→ **Stored records**

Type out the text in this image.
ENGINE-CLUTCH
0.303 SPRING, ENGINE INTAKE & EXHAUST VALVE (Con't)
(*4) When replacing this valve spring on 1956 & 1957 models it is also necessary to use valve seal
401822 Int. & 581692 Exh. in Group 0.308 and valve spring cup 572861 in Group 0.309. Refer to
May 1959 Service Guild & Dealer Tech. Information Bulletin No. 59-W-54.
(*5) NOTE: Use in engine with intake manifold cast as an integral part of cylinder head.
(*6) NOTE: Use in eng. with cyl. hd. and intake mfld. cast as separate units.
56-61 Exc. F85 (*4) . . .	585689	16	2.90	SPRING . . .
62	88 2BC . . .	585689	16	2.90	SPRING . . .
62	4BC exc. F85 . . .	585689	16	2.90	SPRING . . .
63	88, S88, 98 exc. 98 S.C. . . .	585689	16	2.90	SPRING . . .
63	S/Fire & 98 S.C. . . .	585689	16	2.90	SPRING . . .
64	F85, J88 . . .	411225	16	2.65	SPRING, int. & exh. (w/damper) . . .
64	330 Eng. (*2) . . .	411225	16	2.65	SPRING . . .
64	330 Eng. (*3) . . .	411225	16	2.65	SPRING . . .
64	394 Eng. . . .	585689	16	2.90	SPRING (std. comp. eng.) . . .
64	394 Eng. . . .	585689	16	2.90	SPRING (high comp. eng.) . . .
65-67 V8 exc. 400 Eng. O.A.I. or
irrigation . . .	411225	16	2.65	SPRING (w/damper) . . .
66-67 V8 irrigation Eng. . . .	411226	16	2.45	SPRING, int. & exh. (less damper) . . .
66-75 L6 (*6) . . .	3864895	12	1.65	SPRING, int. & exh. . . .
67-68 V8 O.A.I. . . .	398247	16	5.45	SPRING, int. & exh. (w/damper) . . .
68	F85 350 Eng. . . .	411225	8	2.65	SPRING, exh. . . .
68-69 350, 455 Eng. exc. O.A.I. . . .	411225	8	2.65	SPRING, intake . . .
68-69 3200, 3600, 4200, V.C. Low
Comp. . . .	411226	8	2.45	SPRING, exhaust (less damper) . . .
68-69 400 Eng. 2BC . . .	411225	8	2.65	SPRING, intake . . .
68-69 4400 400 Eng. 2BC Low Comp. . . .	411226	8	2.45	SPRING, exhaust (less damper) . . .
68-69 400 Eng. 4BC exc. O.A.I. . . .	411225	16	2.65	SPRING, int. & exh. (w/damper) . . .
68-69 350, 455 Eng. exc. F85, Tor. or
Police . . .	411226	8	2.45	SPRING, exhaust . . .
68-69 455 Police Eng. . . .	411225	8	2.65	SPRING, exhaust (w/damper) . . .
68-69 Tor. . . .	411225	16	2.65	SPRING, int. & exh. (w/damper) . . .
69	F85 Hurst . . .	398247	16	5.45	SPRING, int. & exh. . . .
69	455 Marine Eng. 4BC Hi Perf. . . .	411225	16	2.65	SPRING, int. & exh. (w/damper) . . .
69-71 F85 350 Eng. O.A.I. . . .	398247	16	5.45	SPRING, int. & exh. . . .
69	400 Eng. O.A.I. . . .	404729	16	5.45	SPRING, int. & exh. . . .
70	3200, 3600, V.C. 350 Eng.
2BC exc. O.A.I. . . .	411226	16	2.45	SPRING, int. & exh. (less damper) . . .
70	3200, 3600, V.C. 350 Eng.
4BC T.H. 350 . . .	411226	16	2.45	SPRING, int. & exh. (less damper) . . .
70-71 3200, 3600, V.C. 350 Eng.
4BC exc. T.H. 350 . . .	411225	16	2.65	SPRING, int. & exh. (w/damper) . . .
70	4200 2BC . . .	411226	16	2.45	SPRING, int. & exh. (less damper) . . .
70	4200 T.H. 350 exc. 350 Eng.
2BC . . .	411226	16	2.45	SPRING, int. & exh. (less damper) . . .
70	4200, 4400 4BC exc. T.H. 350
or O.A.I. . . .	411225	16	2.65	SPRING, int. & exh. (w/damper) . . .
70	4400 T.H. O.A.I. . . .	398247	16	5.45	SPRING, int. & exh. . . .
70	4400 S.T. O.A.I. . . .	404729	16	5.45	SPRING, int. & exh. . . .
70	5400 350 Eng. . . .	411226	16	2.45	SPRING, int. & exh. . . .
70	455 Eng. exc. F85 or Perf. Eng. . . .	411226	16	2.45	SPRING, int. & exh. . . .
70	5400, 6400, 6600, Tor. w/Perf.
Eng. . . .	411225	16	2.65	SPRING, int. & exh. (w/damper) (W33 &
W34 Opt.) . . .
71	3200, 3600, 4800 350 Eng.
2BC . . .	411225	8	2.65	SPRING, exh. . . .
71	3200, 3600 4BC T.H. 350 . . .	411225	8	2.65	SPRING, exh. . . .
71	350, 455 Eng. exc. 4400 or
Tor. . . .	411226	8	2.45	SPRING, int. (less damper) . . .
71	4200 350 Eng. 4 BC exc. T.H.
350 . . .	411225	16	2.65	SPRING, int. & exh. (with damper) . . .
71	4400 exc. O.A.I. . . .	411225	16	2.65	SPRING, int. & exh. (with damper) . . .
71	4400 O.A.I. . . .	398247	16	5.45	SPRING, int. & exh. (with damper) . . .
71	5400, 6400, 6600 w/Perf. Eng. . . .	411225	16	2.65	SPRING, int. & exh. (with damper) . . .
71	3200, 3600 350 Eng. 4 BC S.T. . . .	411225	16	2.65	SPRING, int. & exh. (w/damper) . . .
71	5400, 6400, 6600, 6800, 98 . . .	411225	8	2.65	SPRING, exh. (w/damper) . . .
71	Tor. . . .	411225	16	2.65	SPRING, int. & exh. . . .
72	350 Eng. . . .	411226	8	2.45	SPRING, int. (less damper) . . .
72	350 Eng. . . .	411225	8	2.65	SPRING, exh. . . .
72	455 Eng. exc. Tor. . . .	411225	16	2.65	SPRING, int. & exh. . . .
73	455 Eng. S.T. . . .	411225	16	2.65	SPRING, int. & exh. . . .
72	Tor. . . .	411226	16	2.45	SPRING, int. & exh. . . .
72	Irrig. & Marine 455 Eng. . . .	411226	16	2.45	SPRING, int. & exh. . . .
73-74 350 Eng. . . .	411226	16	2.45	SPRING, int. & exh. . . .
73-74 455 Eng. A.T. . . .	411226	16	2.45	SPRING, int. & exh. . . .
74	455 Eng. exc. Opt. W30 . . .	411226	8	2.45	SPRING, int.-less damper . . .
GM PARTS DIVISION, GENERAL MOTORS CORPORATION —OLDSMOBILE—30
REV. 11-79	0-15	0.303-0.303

→ **WORK TO DO**
Pull out the lines above in which the word "this" appears.

→ **EXPECTED ANSWER**
Type out the text in this image.
(*4) When replacing this valve spring on 1956 & 1957 models it is also necessary to use valve seal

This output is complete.